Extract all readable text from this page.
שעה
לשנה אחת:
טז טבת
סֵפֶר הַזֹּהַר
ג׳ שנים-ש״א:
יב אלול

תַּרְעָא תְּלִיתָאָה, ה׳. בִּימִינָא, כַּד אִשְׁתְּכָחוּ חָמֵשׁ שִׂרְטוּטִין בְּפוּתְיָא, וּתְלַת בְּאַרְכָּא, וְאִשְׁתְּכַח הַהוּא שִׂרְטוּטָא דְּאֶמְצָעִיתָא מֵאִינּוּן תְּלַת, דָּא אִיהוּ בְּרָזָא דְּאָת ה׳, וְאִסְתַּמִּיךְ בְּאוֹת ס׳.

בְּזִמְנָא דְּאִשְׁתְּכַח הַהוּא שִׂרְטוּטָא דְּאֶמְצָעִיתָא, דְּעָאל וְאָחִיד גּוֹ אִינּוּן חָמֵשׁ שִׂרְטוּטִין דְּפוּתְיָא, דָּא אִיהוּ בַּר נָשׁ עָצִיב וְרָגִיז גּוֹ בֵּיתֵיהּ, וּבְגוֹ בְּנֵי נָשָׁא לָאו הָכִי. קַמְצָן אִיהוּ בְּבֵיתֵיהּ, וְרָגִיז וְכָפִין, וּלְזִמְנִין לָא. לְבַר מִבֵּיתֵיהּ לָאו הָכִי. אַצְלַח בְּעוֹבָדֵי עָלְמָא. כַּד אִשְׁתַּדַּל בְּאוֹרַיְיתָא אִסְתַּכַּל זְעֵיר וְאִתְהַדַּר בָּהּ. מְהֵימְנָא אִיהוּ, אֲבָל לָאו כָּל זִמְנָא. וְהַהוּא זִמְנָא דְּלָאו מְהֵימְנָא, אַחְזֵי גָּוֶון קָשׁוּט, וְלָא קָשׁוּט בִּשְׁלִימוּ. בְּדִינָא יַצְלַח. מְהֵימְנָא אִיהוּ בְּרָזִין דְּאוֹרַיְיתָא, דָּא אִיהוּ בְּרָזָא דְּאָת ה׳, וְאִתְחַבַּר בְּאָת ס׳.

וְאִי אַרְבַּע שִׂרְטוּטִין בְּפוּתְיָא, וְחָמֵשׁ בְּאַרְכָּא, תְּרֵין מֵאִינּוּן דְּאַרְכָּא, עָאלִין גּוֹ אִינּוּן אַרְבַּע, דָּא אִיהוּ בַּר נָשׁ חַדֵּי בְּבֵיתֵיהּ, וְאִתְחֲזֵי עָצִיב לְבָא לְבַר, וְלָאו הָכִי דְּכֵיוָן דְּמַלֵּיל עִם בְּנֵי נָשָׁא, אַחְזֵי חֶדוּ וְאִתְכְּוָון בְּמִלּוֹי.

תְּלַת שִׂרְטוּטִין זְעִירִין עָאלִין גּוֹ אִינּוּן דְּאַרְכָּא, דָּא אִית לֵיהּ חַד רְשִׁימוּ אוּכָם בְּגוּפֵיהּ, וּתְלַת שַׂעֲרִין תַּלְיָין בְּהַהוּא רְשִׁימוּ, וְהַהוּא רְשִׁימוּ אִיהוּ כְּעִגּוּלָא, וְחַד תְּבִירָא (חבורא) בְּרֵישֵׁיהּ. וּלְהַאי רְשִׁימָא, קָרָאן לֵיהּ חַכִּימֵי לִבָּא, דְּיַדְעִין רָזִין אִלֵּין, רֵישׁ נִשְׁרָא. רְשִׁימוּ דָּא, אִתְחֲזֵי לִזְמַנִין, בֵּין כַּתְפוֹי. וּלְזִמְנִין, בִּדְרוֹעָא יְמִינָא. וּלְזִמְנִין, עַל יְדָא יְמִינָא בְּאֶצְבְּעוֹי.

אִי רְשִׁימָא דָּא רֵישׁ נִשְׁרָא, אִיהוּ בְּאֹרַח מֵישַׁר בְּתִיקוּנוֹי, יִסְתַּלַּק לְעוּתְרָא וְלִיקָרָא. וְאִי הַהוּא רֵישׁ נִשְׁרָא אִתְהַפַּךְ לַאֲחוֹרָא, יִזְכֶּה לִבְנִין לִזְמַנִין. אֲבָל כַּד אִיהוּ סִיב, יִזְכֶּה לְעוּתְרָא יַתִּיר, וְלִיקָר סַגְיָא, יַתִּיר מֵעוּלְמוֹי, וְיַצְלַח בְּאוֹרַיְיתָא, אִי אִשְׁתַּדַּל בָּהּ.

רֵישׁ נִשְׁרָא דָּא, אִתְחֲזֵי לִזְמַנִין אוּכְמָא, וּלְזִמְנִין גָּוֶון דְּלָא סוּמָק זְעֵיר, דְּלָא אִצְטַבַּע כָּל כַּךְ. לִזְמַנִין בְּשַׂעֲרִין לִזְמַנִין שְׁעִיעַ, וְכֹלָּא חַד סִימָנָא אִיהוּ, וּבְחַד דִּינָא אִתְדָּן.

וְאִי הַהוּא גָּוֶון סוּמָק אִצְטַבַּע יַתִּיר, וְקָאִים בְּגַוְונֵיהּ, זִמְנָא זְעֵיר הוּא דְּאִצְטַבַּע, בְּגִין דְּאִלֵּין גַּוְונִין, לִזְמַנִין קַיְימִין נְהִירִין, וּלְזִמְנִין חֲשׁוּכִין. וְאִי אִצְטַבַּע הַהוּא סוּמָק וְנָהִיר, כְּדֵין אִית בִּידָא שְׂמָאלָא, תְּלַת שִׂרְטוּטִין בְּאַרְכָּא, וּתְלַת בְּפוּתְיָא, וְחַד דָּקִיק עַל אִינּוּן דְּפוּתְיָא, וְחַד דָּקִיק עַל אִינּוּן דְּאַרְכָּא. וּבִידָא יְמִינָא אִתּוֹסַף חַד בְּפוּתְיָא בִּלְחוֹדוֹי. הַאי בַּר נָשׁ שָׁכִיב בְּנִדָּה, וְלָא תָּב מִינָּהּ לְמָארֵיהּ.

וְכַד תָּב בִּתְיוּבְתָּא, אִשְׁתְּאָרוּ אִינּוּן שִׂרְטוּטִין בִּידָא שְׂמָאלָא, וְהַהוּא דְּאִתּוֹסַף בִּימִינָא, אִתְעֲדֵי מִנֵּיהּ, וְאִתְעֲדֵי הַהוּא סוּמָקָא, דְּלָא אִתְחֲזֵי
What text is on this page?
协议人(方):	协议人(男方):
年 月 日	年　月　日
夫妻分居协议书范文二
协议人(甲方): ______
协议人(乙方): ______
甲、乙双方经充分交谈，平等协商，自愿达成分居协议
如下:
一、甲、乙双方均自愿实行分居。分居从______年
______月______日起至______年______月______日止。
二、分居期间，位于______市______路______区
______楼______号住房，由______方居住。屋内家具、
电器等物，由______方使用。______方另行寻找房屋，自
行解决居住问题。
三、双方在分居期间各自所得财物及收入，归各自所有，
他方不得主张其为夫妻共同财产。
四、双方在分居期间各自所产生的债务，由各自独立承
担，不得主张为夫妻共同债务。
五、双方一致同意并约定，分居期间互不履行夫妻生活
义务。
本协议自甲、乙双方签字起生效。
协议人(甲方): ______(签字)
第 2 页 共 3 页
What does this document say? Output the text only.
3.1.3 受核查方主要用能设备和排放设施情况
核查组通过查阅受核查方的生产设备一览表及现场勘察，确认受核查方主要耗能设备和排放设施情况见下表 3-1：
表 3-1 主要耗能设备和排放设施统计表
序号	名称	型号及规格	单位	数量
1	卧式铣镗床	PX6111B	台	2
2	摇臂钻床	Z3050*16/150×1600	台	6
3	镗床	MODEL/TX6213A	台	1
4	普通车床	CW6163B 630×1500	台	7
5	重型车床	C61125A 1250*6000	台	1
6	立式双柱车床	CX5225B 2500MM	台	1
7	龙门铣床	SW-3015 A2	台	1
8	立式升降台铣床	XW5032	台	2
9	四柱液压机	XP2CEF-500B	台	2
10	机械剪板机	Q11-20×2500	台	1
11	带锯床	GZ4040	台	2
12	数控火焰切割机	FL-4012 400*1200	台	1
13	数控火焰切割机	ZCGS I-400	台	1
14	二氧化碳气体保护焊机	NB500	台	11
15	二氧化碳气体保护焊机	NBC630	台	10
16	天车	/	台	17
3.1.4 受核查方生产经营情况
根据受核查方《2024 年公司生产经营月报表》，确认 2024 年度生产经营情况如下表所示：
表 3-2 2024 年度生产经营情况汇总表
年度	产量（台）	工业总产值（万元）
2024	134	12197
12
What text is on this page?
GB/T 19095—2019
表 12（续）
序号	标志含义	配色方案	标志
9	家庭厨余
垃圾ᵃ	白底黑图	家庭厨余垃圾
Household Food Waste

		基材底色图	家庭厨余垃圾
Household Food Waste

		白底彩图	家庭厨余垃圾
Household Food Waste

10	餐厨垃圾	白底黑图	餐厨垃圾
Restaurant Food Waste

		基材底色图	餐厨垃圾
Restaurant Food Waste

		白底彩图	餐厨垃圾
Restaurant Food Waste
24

○ ○ ○ ○ ○ ○ ○

Stated task —
Scan the entries above. Copy each line that has the string "二氧化碳气体保护焊机".

Finished answer —
14	二氧化碳气体保护焊机	NB500	台	11
15	二氧化碳气体保护焊机	NBC630	台	10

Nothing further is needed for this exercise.